Не знаю, как в других организациях, а в Донской писательской роте (выражение М. Шолохова) очень любили травить кого-нибудь всей стаей. Причем часто без указаний обкома-горкома, по собственной инициативе, т. е. по инициативе деятеля, воспетого под именем Бледенко в «Провинциздате» Олега Лукьянченко. Почему-то среди травимых преобладали симпатичные мне люди.

Зато с каким же удовольствием я выступил на обсуждении романа самого Бледенко, посвященного перестройке, ускорению, активизации человеческого фактора и борьбе с пьянством. Роман был совершенно бездарный, но я основное внимание уделил не художественной форме, а связи литературы с жизнью, благо в организации промышленного производства я разбирался достаточно, чтобы видеть невежество Бледенко. Я говорил с деланным огорчением:

‒ Писатель-коммунист Бледенко не знает, чем партком отличается от партбюро. Бледенко, лауреат премии ВЦПЦК за лучшую книгу о советских тружениках, не знает, как закрывают наряд, и полагает, что станочник может сесть на кран-балку. Он не знает, какие документы заполняет принятый на завод рабочий и из чего состоит обходной лист. А ведь осведомиться обо всем этом элементарно просто!..

Обвинение в плохом знании жизни для нашего «соцреалиста» было вдвойне обидным, так как деятели этого направления всегда обличали в грехе снобизма-эстетизма и отрыве от жизни своих противников: потому-де и описывают советскую действительность черными красками, что далеки от нее, а вот мы знаем, чем дышит народ, благодаря творческим командировкам и творческим встречам с читателями ‒ горняками, доярками, сборщиками степных кораблей… 

Роман ругали все выступавшие, но мне удалось больнее всех уязвить писателя-коммуниста, о чем не преминул сообщить один поэт-сатирик, наш с Бледенко общий знакомый.

Разметка ограничивающих рамок

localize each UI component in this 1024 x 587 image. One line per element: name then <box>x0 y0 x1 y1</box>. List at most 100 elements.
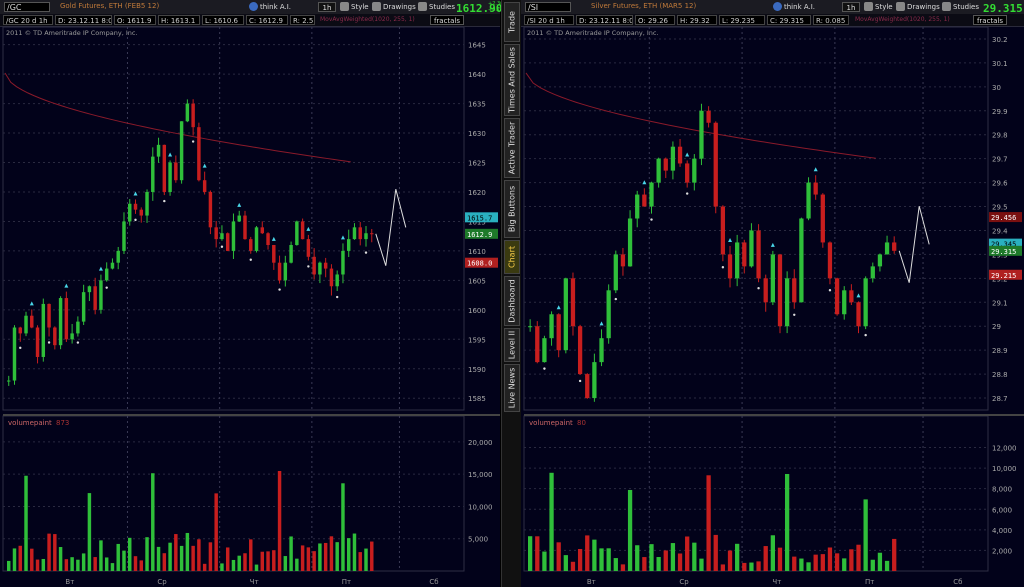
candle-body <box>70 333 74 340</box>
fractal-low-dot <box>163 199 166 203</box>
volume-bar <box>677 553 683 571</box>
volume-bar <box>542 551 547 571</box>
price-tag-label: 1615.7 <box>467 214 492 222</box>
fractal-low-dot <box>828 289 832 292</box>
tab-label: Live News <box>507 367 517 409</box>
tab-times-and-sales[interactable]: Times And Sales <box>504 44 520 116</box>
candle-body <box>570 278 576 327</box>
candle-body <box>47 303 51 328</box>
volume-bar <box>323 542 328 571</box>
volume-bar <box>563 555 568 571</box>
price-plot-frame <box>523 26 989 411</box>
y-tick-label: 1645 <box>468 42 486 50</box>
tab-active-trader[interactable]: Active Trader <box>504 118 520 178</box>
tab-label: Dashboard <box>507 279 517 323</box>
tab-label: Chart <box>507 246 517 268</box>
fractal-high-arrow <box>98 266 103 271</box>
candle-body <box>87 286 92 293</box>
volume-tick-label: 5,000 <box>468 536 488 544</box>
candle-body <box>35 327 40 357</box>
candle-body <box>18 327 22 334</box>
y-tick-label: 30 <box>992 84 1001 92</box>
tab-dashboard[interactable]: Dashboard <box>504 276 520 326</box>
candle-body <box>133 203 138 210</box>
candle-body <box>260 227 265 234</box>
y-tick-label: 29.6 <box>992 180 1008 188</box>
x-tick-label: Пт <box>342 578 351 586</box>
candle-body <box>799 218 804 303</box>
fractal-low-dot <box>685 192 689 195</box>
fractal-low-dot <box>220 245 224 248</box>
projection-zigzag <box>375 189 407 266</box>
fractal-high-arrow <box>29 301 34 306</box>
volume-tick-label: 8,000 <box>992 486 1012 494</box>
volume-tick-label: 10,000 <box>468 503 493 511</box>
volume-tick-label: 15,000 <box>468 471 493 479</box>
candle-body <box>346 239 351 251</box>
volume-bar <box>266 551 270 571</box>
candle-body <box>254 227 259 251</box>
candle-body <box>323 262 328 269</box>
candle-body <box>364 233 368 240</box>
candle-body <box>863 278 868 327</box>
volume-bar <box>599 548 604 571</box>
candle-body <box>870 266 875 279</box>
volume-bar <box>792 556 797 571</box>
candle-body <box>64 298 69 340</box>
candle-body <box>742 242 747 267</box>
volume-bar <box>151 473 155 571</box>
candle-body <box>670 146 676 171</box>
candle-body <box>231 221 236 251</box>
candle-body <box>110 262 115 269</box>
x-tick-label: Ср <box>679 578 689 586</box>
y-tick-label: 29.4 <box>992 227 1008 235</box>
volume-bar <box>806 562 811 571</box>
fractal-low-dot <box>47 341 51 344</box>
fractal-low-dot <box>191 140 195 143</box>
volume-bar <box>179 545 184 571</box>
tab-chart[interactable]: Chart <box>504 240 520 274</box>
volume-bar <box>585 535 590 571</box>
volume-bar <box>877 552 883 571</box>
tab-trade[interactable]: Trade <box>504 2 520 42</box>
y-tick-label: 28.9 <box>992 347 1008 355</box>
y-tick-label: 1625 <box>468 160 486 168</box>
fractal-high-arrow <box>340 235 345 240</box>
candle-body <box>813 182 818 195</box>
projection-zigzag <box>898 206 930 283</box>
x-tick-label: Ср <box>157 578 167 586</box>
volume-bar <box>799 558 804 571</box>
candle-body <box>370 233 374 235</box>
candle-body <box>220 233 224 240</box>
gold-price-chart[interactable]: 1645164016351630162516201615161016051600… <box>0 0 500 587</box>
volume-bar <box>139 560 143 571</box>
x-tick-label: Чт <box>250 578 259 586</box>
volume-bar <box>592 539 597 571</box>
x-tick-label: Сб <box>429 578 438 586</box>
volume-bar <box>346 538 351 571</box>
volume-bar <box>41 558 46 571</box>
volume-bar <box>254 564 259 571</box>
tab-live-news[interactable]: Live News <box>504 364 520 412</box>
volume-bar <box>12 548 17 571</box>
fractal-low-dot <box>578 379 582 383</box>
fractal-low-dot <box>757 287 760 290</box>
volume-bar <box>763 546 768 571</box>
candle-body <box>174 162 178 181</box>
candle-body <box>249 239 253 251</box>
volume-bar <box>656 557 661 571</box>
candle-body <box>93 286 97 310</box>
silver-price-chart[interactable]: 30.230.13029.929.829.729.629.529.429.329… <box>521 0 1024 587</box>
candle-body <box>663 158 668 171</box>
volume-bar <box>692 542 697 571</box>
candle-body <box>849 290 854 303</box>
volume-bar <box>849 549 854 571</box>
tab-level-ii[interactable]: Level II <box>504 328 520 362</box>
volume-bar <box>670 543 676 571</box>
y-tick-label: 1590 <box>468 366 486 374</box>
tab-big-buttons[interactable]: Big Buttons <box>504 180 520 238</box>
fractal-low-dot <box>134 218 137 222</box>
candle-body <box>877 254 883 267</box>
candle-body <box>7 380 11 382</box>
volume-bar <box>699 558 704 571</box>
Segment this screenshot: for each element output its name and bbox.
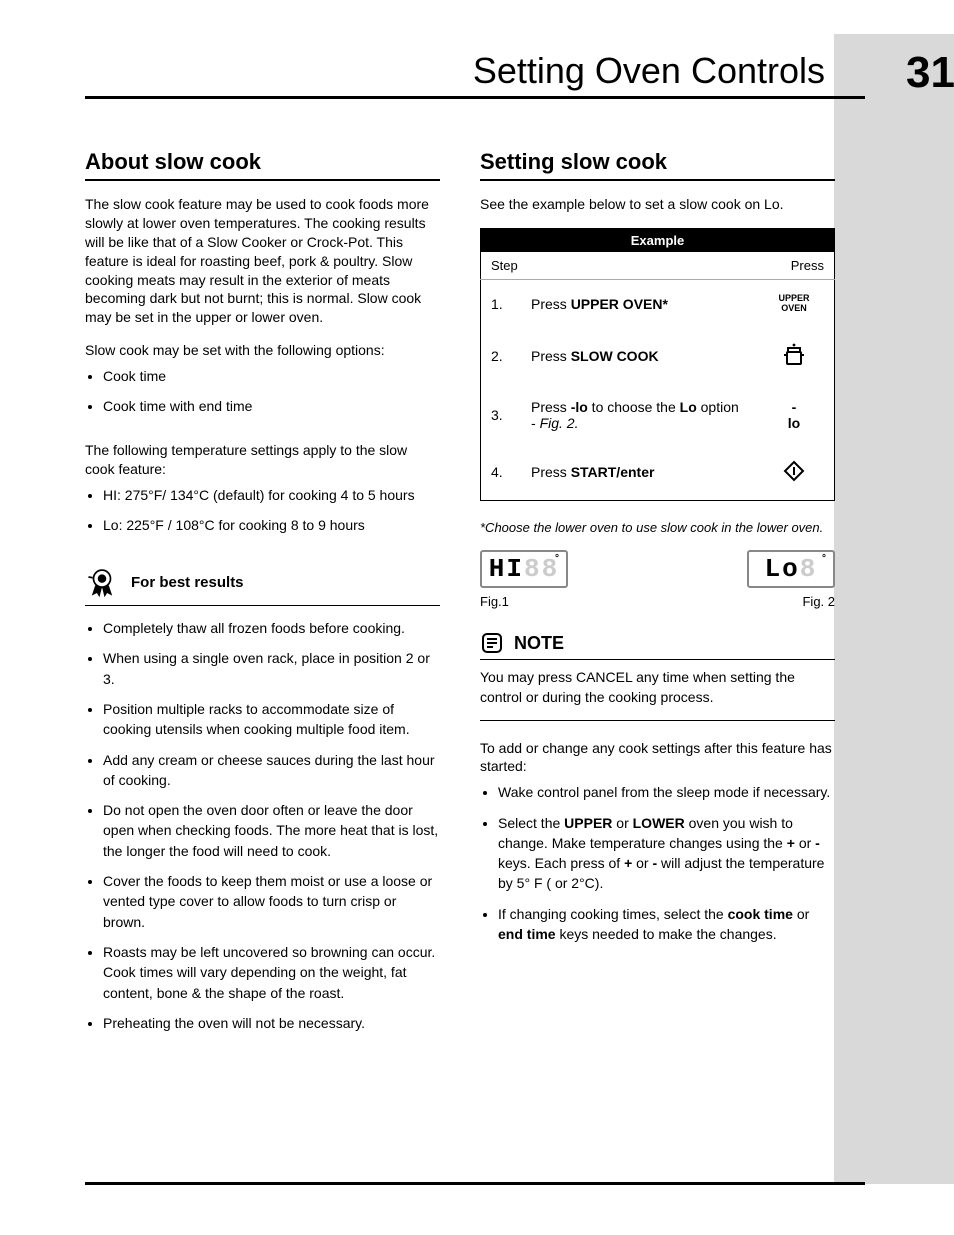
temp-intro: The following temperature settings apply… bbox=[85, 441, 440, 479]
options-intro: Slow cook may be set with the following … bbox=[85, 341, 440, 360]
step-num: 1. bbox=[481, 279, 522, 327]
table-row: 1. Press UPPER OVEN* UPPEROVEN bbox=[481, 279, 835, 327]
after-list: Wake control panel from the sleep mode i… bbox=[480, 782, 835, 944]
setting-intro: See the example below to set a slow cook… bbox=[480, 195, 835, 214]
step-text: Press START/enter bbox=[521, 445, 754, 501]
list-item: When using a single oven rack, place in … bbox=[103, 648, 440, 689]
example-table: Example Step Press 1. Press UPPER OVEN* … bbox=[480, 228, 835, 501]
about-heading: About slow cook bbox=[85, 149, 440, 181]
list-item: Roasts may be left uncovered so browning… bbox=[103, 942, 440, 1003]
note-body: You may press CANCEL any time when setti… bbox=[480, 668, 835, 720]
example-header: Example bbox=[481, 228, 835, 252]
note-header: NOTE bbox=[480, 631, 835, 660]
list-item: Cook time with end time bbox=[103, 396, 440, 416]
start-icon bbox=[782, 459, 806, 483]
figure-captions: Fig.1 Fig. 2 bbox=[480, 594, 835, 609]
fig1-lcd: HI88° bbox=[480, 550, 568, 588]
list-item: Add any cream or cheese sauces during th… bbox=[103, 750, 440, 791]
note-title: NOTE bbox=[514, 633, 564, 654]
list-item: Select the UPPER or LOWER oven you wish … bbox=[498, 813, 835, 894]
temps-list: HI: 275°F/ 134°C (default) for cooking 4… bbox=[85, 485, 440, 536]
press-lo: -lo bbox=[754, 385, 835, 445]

▶ _Задания_:
1 - Верните из текста о Бледенко отрывок от слов «Не знаю, как» до слов «симпатичные мне люди.» включительно.
2 - Продолжите, пожалуйста, текст о Бледенко после его последнего предложения.

▶ _Результаты заданий_:
1 -
Не знаю, как в других организациях, а в Донской писательской роте (выражение М. Шолохова) очень любили травить кого-нибудь всей стаей. Причем часто без указаний обкома-горкома, по собственной инициативе, т. е. по инициативе деятеля, воспетого под именем Бледенко в «Провинциздате» Олега Лукьянченко. Почему-то среди травимых преобладали симпатичные мне люди.

2 -
Тогда я гордился и злорадствовал: хоть как-то отомстил интригану и демагогу ‒ пусть сам побывает на месте травимого! Но сегодня мне стыдно: тоже мне доблесть ‒ высмеять великого и ужасного Бледенко ‒ когда это уже стало безнаказанным, когда обком уже разрешил, не раньше… 

 

Лирический поэт, музыкант, танцовщик, художник – им дозволено, так уж повелось, бросать вызов общепринятым правилам морали и хорошего тона. Им прощается погруженность в свой собственный мир, равнодушие, невнимание к окружающим.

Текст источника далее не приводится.